• **Exercise brief**
Extract the complete data exactly as given.

• **Given information**
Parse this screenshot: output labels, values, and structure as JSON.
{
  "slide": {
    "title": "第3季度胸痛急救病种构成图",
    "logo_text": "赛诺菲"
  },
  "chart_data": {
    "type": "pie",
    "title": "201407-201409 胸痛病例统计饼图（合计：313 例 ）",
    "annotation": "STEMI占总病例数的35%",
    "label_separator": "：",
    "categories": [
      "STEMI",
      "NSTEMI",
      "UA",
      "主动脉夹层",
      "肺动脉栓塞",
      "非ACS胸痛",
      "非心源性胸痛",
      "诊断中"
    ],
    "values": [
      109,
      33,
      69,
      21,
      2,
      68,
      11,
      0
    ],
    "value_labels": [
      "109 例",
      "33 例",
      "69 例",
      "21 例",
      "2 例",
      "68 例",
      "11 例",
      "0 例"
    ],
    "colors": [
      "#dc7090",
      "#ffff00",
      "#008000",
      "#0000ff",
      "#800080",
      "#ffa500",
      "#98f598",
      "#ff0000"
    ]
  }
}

• **Task output**
Parse this screenshot: output labels, values, and structure as JSON.
{
  "slide": {
    "title": "第3季度胸痛急救病种构成图",
    "logo_text": "赛诺菲"
  },
  "chart_data": {
    "type": "pie",
    "title": "201407-201409 胸痛病例统计饼图（合计：313 例 ）",
    "annotation": "STEMI占总病例数的35%",
    "label_separator": "：",
    "categories": [
      "STEMI",
      "NSTEMI",
      "UA",
      "主动脉夹层",
      "肺动脉栓塞",
      "非ACS胸痛",
      "非心源性胸痛",
      "诊断中"
    ],
    "values": [
      109,
      33,
      69,
      21,
      2,
      68,
      11,
      0
    ],
    "value_labels": [
      "109 例",
      "33 例",
      "69 例",
      "21 例",
      "2 例",
      "68 例",
      "11 例",
      "0 例"
    ],
    "colors": [
      "#dc7090",
      "#ffff00",
      "#008000",
      "#0000ff",
      "#800080",
      "#ffa500",
      "#98f598",
      "#ff0000"
    ]
  }
}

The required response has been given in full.